PROVIDED DATA:

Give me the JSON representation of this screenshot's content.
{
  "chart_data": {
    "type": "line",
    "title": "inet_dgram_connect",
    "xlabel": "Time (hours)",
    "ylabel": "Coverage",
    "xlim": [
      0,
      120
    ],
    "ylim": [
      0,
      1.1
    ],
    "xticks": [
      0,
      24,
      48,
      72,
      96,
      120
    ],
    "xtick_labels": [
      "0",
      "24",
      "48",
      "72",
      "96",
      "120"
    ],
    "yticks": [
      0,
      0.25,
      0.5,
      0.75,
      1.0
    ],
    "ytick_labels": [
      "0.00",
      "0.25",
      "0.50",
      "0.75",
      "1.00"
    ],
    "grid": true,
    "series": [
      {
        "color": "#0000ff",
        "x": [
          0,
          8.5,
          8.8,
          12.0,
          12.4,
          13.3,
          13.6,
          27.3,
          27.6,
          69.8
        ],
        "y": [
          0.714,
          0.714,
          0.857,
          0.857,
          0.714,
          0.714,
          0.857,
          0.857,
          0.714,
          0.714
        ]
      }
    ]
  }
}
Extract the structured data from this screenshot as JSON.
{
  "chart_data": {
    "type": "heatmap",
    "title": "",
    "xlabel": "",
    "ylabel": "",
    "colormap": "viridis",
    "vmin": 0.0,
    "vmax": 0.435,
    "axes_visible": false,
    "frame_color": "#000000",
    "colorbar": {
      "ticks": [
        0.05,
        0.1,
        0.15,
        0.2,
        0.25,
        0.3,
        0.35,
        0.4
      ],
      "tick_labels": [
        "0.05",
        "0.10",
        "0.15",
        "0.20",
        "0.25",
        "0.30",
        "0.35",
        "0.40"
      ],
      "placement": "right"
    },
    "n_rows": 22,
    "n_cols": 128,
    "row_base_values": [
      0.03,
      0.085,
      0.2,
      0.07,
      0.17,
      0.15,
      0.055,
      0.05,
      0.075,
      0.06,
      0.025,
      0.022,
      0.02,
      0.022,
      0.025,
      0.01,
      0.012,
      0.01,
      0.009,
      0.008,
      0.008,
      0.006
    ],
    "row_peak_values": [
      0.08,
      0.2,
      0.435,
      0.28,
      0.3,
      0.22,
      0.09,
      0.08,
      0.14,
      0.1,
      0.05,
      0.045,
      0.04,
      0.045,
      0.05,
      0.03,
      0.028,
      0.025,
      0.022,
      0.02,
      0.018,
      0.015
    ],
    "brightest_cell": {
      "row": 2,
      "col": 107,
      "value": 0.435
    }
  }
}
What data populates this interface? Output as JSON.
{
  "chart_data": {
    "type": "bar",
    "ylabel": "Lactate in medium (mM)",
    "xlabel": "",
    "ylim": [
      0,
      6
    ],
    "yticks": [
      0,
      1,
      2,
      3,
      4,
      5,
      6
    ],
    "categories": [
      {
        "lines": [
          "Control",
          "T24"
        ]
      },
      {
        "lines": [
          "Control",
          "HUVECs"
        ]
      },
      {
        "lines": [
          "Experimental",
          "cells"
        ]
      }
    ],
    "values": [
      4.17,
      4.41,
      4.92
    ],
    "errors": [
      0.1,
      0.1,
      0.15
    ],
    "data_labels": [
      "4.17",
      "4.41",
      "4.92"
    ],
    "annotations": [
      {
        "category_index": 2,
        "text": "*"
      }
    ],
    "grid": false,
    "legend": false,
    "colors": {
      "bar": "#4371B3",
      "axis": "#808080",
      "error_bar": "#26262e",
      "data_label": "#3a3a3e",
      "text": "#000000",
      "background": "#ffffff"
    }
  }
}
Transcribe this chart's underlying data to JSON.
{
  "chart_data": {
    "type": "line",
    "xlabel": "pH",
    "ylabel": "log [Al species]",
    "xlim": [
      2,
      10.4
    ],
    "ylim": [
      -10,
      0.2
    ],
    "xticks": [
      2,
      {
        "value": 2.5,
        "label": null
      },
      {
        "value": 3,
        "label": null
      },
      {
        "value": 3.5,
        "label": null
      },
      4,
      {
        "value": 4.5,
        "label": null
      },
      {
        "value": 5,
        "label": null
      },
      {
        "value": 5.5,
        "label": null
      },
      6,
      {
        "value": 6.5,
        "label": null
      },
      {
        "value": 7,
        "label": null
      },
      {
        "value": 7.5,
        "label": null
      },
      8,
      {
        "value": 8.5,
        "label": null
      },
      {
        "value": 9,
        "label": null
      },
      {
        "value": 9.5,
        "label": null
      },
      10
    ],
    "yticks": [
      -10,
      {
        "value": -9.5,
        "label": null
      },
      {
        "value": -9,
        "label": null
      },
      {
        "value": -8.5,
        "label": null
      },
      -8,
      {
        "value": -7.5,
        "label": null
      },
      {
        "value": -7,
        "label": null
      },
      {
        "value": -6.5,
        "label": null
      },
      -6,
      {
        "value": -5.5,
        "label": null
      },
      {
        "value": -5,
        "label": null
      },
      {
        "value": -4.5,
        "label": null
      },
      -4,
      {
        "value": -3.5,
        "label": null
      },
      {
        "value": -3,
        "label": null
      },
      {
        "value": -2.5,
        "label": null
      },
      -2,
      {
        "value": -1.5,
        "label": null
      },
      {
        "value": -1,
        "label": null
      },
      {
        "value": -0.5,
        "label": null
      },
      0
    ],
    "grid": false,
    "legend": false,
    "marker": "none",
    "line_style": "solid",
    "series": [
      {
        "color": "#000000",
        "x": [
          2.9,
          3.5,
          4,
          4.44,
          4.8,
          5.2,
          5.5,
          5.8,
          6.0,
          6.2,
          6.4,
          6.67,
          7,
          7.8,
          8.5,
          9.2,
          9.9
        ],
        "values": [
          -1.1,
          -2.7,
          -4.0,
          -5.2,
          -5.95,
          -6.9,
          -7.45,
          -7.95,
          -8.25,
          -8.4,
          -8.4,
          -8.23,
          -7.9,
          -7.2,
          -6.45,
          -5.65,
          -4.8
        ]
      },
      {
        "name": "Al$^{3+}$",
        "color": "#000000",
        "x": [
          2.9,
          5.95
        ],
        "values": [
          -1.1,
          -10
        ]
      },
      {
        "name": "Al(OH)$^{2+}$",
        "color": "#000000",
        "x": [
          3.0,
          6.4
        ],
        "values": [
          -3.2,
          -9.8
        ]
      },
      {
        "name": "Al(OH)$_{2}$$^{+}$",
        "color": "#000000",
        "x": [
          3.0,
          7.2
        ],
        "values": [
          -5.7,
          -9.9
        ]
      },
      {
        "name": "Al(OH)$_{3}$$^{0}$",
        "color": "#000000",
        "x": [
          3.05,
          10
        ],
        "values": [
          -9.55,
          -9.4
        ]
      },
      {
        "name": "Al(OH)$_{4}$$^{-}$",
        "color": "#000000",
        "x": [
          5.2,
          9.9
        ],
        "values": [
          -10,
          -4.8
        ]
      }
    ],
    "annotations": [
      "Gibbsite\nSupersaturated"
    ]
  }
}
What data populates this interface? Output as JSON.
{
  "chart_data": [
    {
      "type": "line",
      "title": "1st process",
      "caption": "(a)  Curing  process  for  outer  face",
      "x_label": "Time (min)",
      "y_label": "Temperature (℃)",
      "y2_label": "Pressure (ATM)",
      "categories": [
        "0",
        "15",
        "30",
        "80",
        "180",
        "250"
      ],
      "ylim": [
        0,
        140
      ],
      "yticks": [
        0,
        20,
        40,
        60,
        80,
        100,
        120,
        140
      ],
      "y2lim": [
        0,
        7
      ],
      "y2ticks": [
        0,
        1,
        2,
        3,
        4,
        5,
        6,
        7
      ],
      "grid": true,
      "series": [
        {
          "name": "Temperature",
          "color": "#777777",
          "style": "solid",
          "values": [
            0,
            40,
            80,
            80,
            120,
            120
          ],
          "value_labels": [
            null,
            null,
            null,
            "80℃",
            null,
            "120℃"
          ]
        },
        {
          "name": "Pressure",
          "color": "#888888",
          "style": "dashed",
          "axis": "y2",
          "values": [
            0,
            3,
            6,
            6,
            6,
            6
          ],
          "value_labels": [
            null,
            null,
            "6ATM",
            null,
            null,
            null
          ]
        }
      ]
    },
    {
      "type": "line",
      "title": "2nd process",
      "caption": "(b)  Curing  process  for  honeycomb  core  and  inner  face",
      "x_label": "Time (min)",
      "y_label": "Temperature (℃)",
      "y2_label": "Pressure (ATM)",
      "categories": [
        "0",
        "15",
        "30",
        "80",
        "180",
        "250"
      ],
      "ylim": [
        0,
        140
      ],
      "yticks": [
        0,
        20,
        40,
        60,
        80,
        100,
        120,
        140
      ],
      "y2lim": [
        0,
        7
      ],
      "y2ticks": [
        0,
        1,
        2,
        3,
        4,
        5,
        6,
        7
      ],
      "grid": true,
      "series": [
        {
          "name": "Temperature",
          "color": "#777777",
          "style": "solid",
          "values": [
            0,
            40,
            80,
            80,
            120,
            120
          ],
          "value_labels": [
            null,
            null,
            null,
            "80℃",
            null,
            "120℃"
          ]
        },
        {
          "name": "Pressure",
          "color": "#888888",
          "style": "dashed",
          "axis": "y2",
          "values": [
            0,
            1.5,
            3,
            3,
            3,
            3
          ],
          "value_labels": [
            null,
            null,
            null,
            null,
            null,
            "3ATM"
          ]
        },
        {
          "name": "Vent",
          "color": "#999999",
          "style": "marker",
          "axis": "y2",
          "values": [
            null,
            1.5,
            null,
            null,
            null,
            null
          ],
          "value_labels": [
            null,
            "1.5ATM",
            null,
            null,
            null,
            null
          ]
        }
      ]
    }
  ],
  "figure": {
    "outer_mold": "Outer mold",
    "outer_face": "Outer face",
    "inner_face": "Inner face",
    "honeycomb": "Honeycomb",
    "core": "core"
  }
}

AIM:
Copy all lines from the material that hold "JSON".

FULL OUTPUT:
Give me the JSON representation of this screenshot's content.
Extract the structured data from this screenshot as JSON.
What data populates this interface? Output as JSON.
Transcribe this chart's underlying data to JSON.
What data populates this interface? Output as JSON.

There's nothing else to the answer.